[Part of a data file]
** Start **
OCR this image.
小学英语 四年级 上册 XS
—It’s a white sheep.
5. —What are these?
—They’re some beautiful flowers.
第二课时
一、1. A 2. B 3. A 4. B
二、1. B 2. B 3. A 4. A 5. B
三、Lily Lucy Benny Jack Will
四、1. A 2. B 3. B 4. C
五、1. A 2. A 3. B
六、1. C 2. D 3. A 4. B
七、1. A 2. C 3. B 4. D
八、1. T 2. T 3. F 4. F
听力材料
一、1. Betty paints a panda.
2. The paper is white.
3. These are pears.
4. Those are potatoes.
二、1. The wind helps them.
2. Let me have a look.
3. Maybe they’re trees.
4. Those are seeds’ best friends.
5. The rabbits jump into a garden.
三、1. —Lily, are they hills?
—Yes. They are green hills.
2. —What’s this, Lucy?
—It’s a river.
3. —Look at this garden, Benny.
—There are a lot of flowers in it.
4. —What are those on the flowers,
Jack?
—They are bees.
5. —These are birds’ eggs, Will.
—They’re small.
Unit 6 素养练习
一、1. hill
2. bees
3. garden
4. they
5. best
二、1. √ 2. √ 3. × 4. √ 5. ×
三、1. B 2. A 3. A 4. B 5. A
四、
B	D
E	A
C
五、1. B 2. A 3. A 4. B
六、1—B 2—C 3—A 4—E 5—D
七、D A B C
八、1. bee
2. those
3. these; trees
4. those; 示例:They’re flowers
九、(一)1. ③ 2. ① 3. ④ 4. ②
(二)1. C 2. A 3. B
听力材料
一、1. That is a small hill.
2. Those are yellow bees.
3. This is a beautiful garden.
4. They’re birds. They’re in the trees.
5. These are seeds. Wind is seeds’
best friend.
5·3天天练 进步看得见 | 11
** End **
Write out every line of the records exactly.

OCR this image.
小学英语 四年级 上册 XS
—It’s a white sheep.
5. —What are these?
—They’re some beautiful flowers.
第二课时
一、1. A 2. B 3. A 4. B
二、1. B 2. B 3. A 4. A 5. B
三、Lily Lucy Benny Jack Will
四、1. A 2. B 3. B 4. C
五、1. A 2. A 3. B
六、1. C 2. D 3. A 4. B
七、1. A 2. C 3. B 4. D
八、1. T 2. T 3. F 4. F
听力材料
一、1. Betty paints a panda.
2. The paper is white.
3. These are pears.
4. Those are potatoes.
二、1. The wind helps them.
2. Let me have a look.
3. Maybe they’re trees.
4. Those are seeds’ best friends.
5. The rabbits jump into a garden.
三、1. —Lily, are they hills?
—Yes. They are green hills.
2. —What’s this, Lucy?
—It’s a river.
3. —Look at this garden, Benny.
—There are a lot of flowers in it.
4. —What are those on the flowers,
Jack?
—They are bees.
5. —These are birds’ eggs, Will.
—They’re small.
Unit 6 素养练习
一、1. hill
2. bees
3. garden
4. they
5. best
二、1. √ 2. √ 3. × 4. √ 5. ×
三、1. B 2. A 3. A 4. B 5. A
四、
B	D
E	A
C
五、1. B 2. A 3. A 4. B
六、1—B 2—C 3—A 4—E 5—D
七、D A B C
八、1. bee
2. those
3. these; trees
4. those; 示例:They’re flowers
九、(一)1. ③ 2. ① 3. ④ 4. ②
(二)1. C 2. A 3. B
听力材料
一、1. That is a small hill.
2. Those are yellow bees.
3. This is a beautiful garden.
4. They’re birds. They’re in the trees.
5. These are seeds. Wind is seeds’
best friend.
5·3天天练 进步看得见 | 11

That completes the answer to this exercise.